* _WORK TO DO_: Give the rows as a Markdown table with the columns No. and Line, from the first line of the rows through the line with "all-categories-button[interactable]: All Categories". Leave out blank lines.

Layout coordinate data
▬▬▬

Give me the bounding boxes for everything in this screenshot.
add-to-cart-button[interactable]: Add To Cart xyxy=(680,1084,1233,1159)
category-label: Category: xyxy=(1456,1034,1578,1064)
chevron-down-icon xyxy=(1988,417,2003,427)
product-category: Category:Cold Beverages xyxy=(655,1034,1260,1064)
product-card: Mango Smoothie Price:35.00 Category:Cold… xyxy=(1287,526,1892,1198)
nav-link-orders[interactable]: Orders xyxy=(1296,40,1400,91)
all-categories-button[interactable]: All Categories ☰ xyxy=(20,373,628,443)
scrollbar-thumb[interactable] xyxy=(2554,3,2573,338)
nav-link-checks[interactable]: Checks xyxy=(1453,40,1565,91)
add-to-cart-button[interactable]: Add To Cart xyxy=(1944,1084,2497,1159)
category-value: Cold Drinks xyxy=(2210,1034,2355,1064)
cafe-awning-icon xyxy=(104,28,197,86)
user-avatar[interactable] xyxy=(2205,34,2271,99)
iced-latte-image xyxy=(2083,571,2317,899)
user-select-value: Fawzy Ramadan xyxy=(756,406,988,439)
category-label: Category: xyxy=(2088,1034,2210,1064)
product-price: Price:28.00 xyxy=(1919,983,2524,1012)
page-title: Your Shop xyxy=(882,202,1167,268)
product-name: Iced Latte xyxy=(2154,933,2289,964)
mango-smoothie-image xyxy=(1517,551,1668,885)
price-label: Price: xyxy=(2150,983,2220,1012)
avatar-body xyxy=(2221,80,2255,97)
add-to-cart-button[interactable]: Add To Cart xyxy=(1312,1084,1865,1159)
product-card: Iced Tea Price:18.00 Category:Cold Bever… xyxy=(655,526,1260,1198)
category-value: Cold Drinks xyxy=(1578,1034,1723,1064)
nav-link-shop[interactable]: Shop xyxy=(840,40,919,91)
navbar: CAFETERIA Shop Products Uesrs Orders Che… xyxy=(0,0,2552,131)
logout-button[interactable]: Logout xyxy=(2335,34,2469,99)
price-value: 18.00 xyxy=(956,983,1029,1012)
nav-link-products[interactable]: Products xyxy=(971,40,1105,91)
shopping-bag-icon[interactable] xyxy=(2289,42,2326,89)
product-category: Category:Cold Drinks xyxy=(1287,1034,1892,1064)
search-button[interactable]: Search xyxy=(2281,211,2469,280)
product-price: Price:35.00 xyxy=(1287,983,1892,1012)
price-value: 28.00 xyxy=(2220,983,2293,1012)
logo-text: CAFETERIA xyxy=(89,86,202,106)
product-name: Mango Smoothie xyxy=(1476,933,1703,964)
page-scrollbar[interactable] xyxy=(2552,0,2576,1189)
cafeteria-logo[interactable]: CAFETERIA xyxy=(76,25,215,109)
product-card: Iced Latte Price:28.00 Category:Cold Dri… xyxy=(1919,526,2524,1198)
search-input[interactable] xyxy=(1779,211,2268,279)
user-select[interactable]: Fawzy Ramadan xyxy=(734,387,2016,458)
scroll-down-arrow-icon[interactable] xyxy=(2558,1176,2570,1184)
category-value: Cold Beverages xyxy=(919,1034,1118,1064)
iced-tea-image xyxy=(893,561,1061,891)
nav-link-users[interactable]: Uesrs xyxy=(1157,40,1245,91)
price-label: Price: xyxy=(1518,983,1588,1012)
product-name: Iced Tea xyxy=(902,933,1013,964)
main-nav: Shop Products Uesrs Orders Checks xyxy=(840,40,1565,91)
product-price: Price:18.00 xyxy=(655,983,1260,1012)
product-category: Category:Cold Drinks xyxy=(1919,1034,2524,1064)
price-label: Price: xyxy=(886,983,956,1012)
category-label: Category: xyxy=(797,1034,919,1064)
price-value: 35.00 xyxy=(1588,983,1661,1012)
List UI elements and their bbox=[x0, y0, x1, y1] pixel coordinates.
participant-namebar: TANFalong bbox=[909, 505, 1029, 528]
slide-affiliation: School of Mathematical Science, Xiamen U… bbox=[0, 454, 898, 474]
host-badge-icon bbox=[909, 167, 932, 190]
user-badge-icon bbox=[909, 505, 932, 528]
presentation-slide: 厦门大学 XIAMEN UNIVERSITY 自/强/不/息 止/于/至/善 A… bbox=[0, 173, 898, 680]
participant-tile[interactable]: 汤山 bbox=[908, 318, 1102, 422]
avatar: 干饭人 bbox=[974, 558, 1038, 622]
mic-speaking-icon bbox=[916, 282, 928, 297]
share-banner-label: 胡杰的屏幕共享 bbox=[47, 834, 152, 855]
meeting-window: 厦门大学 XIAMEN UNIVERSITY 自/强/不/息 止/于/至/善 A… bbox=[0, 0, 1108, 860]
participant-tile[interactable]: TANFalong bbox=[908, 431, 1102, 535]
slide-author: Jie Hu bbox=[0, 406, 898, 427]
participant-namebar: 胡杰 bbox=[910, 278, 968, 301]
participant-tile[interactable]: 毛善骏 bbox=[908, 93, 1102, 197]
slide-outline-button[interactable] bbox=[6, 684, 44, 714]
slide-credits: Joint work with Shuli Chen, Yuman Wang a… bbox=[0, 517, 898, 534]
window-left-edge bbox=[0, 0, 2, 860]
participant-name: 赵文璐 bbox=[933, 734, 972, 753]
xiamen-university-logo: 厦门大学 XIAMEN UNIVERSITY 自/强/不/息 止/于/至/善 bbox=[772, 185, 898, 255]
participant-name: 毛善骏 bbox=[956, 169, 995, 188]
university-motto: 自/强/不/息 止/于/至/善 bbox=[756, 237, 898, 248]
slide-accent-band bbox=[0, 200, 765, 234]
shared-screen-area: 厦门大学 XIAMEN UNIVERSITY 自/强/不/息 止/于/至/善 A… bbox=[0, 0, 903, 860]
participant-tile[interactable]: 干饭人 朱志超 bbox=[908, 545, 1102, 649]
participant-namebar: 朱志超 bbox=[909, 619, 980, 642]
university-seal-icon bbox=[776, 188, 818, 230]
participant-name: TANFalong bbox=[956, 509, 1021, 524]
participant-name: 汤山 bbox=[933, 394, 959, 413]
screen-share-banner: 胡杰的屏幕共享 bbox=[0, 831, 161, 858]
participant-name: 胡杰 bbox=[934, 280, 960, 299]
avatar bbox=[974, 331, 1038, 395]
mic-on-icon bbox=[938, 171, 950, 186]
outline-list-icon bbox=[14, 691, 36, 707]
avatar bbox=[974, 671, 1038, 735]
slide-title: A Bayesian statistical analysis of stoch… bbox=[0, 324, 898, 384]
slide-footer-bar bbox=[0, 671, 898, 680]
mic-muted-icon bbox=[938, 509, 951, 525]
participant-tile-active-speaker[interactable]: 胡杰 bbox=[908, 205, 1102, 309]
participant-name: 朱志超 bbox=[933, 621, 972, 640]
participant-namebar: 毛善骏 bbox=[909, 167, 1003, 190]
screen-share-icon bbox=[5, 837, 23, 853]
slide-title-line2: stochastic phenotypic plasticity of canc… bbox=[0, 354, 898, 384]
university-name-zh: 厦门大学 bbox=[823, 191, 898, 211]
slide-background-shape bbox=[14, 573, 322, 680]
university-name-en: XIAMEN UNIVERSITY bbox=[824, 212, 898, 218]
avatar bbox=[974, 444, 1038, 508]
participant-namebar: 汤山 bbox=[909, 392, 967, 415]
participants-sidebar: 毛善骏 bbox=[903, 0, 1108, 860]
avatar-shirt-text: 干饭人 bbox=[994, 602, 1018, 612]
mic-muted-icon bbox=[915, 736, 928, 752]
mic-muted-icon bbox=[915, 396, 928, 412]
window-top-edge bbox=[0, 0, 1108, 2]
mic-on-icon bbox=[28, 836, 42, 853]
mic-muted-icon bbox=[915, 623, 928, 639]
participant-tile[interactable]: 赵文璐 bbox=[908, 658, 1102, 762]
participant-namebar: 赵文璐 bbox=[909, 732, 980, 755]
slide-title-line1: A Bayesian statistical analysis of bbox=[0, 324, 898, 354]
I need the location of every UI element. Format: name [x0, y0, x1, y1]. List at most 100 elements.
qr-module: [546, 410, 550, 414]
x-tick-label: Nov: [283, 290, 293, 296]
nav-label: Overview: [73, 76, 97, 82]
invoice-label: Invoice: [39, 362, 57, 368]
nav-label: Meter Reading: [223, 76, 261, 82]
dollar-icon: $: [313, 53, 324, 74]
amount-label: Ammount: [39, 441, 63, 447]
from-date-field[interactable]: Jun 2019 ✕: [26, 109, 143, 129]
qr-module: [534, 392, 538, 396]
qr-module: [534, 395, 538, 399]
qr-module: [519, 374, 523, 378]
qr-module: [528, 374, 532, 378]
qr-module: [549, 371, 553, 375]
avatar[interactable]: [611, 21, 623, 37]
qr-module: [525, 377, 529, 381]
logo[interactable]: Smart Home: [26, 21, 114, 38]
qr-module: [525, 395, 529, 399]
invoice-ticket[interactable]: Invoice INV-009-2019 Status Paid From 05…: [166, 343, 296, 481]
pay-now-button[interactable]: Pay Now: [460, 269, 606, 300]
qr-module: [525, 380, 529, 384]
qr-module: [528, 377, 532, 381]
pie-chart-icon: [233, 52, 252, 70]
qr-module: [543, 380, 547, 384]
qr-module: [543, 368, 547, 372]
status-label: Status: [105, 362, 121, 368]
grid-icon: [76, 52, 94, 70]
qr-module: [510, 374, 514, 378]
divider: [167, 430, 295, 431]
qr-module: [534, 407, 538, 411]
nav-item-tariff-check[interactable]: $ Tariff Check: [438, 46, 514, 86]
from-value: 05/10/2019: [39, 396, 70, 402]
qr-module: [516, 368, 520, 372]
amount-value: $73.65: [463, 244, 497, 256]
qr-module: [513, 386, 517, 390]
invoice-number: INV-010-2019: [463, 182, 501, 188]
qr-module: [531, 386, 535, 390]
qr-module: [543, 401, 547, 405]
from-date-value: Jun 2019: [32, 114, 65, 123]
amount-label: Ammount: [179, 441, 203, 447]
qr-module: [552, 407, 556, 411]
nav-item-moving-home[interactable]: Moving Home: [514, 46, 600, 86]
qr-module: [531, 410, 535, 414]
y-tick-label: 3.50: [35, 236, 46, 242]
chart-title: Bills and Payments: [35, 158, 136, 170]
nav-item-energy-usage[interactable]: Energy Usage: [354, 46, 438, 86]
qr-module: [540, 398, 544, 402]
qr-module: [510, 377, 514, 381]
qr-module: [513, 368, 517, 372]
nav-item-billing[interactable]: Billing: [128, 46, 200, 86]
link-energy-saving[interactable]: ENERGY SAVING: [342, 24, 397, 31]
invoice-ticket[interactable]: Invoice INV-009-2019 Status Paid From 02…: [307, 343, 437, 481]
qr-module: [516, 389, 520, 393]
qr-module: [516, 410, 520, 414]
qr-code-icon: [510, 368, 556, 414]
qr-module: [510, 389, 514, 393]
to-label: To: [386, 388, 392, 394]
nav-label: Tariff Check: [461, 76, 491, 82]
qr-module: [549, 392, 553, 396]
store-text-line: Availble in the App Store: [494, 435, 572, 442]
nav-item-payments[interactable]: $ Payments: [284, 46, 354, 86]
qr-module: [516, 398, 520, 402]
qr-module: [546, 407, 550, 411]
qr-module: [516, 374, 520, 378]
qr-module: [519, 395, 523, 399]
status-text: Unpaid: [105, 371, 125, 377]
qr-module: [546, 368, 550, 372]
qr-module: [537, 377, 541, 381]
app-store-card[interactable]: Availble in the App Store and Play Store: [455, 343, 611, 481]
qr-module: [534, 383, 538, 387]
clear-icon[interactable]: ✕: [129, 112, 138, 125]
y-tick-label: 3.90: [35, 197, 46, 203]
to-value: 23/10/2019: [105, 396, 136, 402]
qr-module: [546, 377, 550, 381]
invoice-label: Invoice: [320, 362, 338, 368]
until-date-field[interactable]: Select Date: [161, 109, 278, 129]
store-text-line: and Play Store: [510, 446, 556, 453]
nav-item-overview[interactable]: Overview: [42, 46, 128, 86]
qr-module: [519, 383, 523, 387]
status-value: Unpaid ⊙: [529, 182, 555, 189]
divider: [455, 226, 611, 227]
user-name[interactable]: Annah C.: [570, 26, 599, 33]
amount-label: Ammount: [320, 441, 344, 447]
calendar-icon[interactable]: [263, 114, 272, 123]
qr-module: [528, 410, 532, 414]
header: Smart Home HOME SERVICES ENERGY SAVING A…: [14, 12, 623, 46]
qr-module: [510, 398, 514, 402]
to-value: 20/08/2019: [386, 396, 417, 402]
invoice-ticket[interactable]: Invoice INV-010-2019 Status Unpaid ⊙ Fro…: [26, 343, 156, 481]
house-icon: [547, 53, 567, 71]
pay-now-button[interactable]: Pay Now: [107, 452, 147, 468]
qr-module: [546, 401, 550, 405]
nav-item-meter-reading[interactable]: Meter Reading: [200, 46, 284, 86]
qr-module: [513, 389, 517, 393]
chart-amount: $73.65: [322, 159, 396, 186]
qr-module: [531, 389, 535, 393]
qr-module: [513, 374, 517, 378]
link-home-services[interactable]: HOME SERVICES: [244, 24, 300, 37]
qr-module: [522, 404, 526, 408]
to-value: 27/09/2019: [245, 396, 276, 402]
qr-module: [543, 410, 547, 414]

▬▬▬

* _TASK SOLUTION_:
| No. | Line |
|---|---|
| 1 | Give me the bounding boxes for everything in this screenshot. |
| 2 | add-to-cart-button[interactable]: Add To Cart xyxy=(680,1084,1233,1159) |
| 3 | category-label: Category: xyxy=(1456,1034,1578,1064) |
| 4 | chevron-down-icon xyxy=(1988,417,2003,427) |
| 5 | product-category: Category:Cold Beverages xyxy=(655,1034,1260,1064) |
| 6 | product-card: Mango Smoothie Price:35.00 Category:Cold… xyxy=(1287,526,1892,1198) |
| 7 | nav-link-orders[interactable]: Orders xyxy=(1296,40,1400,91) |
| 8 | all-categories-button[interactable]: All Categories ☰ xyxy=(20,373,628,443) |